◆ **Fragmento seleccionado**
================================
Las necesidades energéticas y tecnológicas de México frente a la revolución de la Inteligencia Artificial
Para competir en esta nueva era de cambio, el país debe fortalecer su infraestructura energética y tecnológica, fomentar la colaboración público-privada y adoptar un enfoque sostenible e innovador.
Por Gustavo Nieto Michelis, Director de Tecnología e Innovación en Kualion Energía
México está en la antesala a enfrentar un desafío crítico: adaptar su infraestructura energética y tecnológica para hacer frente a la revolución que trae la Inteligencia Artificial (IA).
La IA se ha convertido en el cohete de una nueva revolución tecnológica e industrial, impactando a todas las industrias del mundo, desde la manufactura y el comercio hasta la logística y el transporte. Estamos viviendo uno de los cambios más significativos e importantes en la historia.
Sin embargo, esta revolución trae consigo una demanda energética sin precedentes y un reto enorme para muchos países como México, que necesitan fortalecer su infraestructura energética para hacer frente a este gran cambio.
Infraestructura energética: El cimiento de la IA
La adopción de la IA requiere un suministro eléctrico robusto, confiable y sostenible. Empresas como Google han apostado por la energía nuclear para alimentar sus centros de datos de IA, lo que deja notar que las fuentes tradicionales no bastan.
En México, el 70% de la energía aún no proviene de fuentes renovables, por lo que es crucial diversificar el portafolio energético hacia alternativas más sostenibles, como la solar, hidroeléctrica, eólica y, en un futuro, tecnologías como los reactores nucleares modulares (SMR), que son ya parte de la iniciativa energética en países como Francia, Estados Unidos, Japón y Canadá.
El doble reto: Energía e infraestructura empresarial
El impacto de la IA no sólo se limita a la energía. Cuando antes la IA era una ventaja competitiva, rápidamente se ha convertido en una necesidad competitiva. Las empresas necesitan invertir en infraestructura tecnológica, como servidores y almacenamiento en la nube, para aprovechar sus beneficios.
================================
◆ **Filas proporcionadas**
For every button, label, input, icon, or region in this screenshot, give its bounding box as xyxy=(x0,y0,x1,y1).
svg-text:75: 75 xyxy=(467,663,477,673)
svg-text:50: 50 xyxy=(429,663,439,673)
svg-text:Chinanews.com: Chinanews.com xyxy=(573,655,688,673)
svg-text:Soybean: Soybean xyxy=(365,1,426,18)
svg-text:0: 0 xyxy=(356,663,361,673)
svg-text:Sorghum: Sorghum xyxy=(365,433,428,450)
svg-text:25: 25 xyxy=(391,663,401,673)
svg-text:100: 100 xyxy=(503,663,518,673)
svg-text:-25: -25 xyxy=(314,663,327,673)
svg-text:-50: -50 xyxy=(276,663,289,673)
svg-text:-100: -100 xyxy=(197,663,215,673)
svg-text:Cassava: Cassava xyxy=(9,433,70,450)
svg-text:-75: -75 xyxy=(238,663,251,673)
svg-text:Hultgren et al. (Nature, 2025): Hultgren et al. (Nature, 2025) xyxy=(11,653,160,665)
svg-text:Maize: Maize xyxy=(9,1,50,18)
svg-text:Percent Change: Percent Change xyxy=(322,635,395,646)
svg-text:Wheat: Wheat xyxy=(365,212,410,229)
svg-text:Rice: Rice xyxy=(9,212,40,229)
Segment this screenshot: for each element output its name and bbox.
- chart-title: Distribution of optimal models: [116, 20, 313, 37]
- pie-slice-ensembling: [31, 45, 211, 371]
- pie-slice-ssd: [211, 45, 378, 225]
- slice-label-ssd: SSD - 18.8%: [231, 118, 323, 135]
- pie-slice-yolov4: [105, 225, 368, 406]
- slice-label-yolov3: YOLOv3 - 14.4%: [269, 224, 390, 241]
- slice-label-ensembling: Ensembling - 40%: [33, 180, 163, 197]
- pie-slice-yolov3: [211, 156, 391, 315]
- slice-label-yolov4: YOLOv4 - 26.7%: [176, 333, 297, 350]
================================
◆ **Qué se pide**
• a. En el artículo sobre México y la inteligencia artificial, ¿qué porcentaje de la energía del país todavía no proviene de fuentes renovables?
• b. Prosigue el artículo sobre México y la inteligencia artificial a partir de su última oración.
Las filas proceden de una fuente distinta a la del artículo.

◆ **Respuestas**
• a. El 70%.

• b.
Sin embargo, estas inversiones deben ser sostenibles. De acuerdo con el artículo “Rainwater Could Help Satisfy AI’s Water Demands” publicado por Scientific American, la IA gasta tanta energía y agua comparable a la consumida por un país, y se espera que esta demanda crezca exponencialmente en los próximos años.
Un ejemplo es el caso de OpenAI, cuyo modelo GPT-3 requirió infraestructura de cómputo que consumió más de 1,280 megavatios hora (MWh) por mes para ser entrenado, lo que es equivalente al consumo mensual de una pequeña ciudad mexicana, como Loreto, en Baja California, con una población de 20,000 personas. Y se calcula que el entrenamiento del GPT-4 más avanzado ha consumido 50 veces más electricidad.
Aquí es donde la sinergia entre tecnología y energía toma relevancia. Por ejemplo, en Kualion buscamos utilizar y ofrecer herramientas digitales para optimizar la gestión del suministro eléctrico, asegurando eficiencia y sostenibilidad. Este tipo de innovación puede servir como modelo para que otras empresas mexicanas combinen IA y energía de manera eficiente y responsable.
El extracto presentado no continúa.